* Problem details
Copy every line of the listing that holds the string "label".

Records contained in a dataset

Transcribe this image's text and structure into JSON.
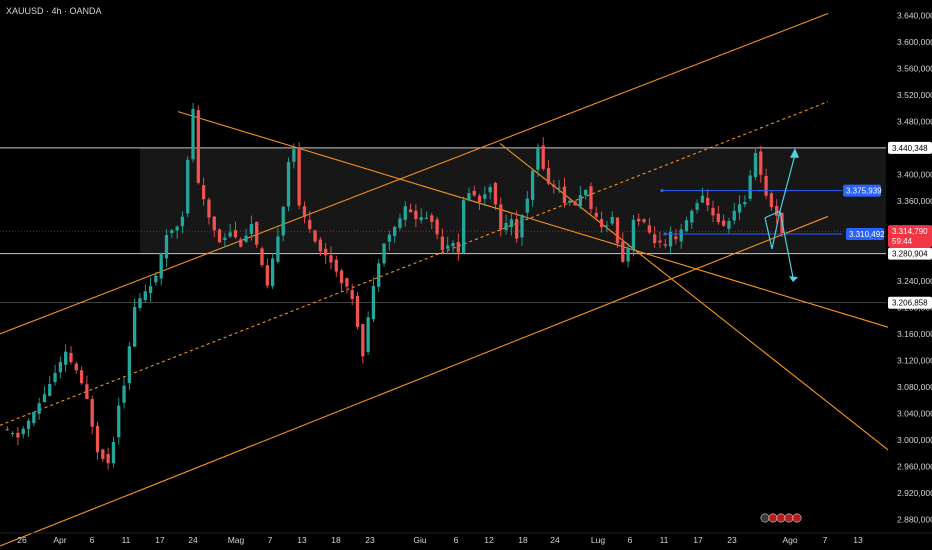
{
  "header": {
    "title": "XAUUSD · 4h · OANDA"
  },
  "colors": {
    "background": "#000000",
    "up": "#26a69a",
    "down": "#ef5350",
    "trendline": "#f7931e",
    "level": "#d1d4dc",
    "blue": "#2962ff",
    "arrow": "#4dd0e1",
    "range_box": "#1a1a1a",
    "price_tag": "#f23645"
  },
  "chart_data": {
    "type": "candlestick",
    "symbol": "XAUUSD",
    "timeframe": "4h",
    "source": "OANDA",
    "ylim": [
      2860,
      3660
    ],
    "y_ticks": [
      "3.640,000",
      "3.600,000",
      "3.560,000",
      "3.520,000",
      "3.480,000",
      "3.400,000",
      "3.360,000",
      "3.240,000",
      "3.200,000",
      "3.160,000",
      "3.120,000",
      "3.080,000",
      "3.040,000",
      "3.000,000",
      "2.960,000",
      "2.920,000",
      "2.880,000"
    ],
    "x_ticks": [
      "26",
      "Apr",
      "6",
      "11",
      "17",
      "24",
      "Mag",
      "7",
      "13",
      "18",
      "23",
      "Giu",
      "6",
      "12",
      "18",
      "24",
      "Lug",
      "6",
      "11",
      "17",
      "23",
      "Ago",
      "7",
      "13"
    ],
    "price_path": [
      [
        0,
        3015
      ],
      [
        3,
        3005
      ],
      [
        6,
        3040
      ],
      [
        9,
        3085
      ],
      [
        12,
        3130
      ],
      [
        14,
        3105
      ],
      [
        16,
        3060
      ],
      [
        17.5,
        2985
      ],
      [
        19,
        2965
      ],
      [
        20,
        3000
      ],
      [
        21,
        3055
      ],
      [
        22,
        3085
      ],
      [
        23,
        3140
      ],
      [
        24,
        3200
      ],
      [
        26,
        3225
      ],
      [
        28,
        3245
      ],
      [
        30,
        3310
      ],
      [
        32,
        3325
      ],
      [
        33.2,
        3340
      ],
      [
        34,
        3420
      ],
      [
        35.2,
        3500
      ],
      [
        36.5,
        3385
      ],
      [
        38,
        3335
      ],
      [
        40,
        3300
      ],
      [
        41.5,
        3315
      ],
      [
        43,
        3295
      ],
      [
        44.5,
        3325
      ],
      [
        46,
        3260
      ],
      [
        47,
        3230
      ],
      [
        48,
        3270
      ],
      [
        49,
        3310
      ],
      [
        50,
        3355
      ],
      [
        51,
        3420
      ],
      [
        52.2,
        3440
      ],
      [
        53.5,
        3350
      ],
      [
        55,
        3320
      ],
      [
        56.5,
        3285
      ],
      [
        58,
        3270
      ],
      [
        59.5,
        3240
      ],
      [
        61,
        3215
      ],
      [
        62.8,
        3130
      ],
      [
        64,
        3185
      ],
      [
        65,
        3230
      ],
      [
        66,
        3270
      ],
      [
        67,
        3300
      ],
      [
        68.5,
        3320
      ],
      [
        70,
        3350
      ],
      [
        71.5,
        3335
      ],
      [
        73,
        3335
      ],
      [
        74,
        3330
      ],
      [
        75.5,
        3290
      ],
      [
        77,
        3300
      ],
      [
        78,
        3280
      ],
      [
        79,
        3360
      ],
      [
        80,
        3375
      ],
      [
        81.5,
        3360
      ],
      [
        83,
        3385
      ],
      [
        84.5,
        3320
      ],
      [
        86,
        3330
      ],
      [
        87,
        3305
      ],
      [
        88,
        3340
      ],
      [
        89,
        3360
      ],
      [
        90,
        3405
      ],
      [
        91,
        3440
      ],
      [
        92.5,
        3385
      ],
      [
        94,
        3380
      ],
      [
        95,
        3360
      ],
      [
        96.5,
        3355
      ],
      [
        98,
        3380
      ],
      [
        99,
        3345
      ],
      [
        100.5,
        3320
      ],
      [
        102,
        3335
      ],
      [
        103,
        3300
      ],
      [
        104,
        3270
      ],
      [
        105.3,
        3290
      ],
      [
        106.5,
        3335
      ],
      [
        108,
        3325
      ],
      [
        109.5,
        3300
      ],
      [
        111,
        3290
      ],
      [
        112,
        3310
      ],
      [
        113,
        3300
      ],
      [
        114.5,
        3330
      ],
      [
        116,
        3360
      ],
      [
        117,
        3365
      ],
      [
        118.5,
        3340
      ],
      [
        120,
        3320
      ],
      [
        121.5,
        3345
      ],
      [
        123,
        3360
      ],
      [
        124,
        3400
      ],
      [
        125,
        3435
      ],
      [
        126.2,
        3400
      ],
      [
        127,
        3370
      ],
      [
        128,
        3350
      ],
      [
        129,
        3340
      ],
      [
        130,
        3315
      ]
    ],
    "levels": [
      {
        "label": "3.440,348",
        "value": 3440.348,
        "color": "#d1d4dc"
      },
      {
        "label": "3.280,904",
        "value": 3280.904,
        "color": "#d1d4dc"
      },
      {
        "label": "3.206,858",
        "value": 3206.858,
        "color": "#d1d4dc"
      },
      {
        "label": "3.375,939",
        "value": 3375.939,
        "color": "#2962ff"
      },
      {
        "label": "3.310,492",
        "value": 3310.492,
        "color": "#2962ff"
      }
    ],
    "current_price": {
      "label": "3.314,790",
      "countdown": "59:44",
      "value": 3314.79
    }
  }
}
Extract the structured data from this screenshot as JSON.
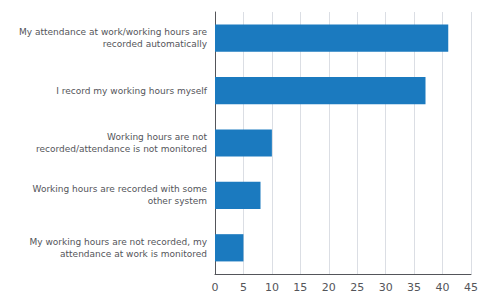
{
  "chart_data": {
    "type": "bar",
    "orientation": "horizontal",
    "categories": [
      "My working hours are not recorded, my\nattendance at work is monitored",
      "Working hours are recorded with some\nother system",
      "Working hours are not\nrecorded/attendance is not monitored",
      "I record my working hours myself",
      "My attendance at work/working hours are\nrecorded automatically"
    ],
    "values": [
      5,
      8,
      10,
      37,
      41
    ],
    "color": "#1b7abf",
    "xlim": [
      0,
      45
    ],
    "xticks": [
      0,
      5,
      10,
      15,
      20,
      25,
      30,
      35,
      40,
      45
    ],
    "grid": true
  }
}
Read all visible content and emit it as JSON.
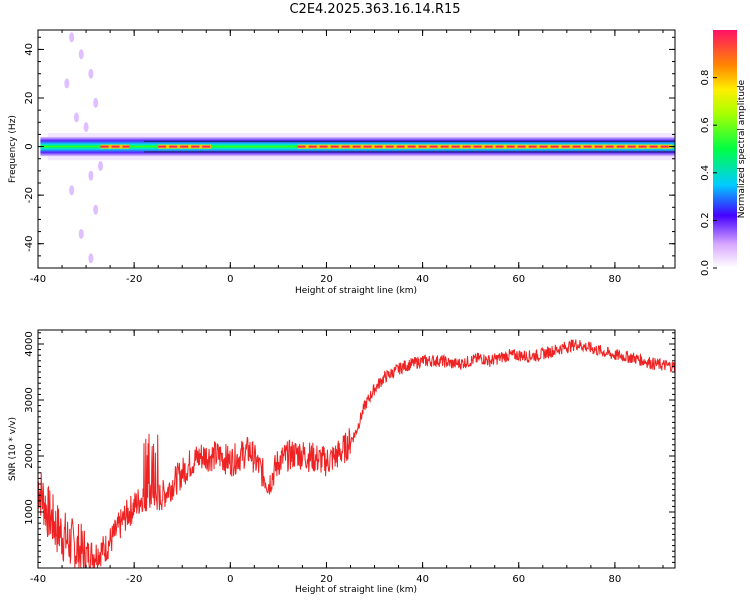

* Written response
        "label": "3.440,348",
        "label": "3.280,904",
        "label": "3.206,858",
        "label": "3.375,939",
        "label": "3.310,492",
      "label": "3.314,790",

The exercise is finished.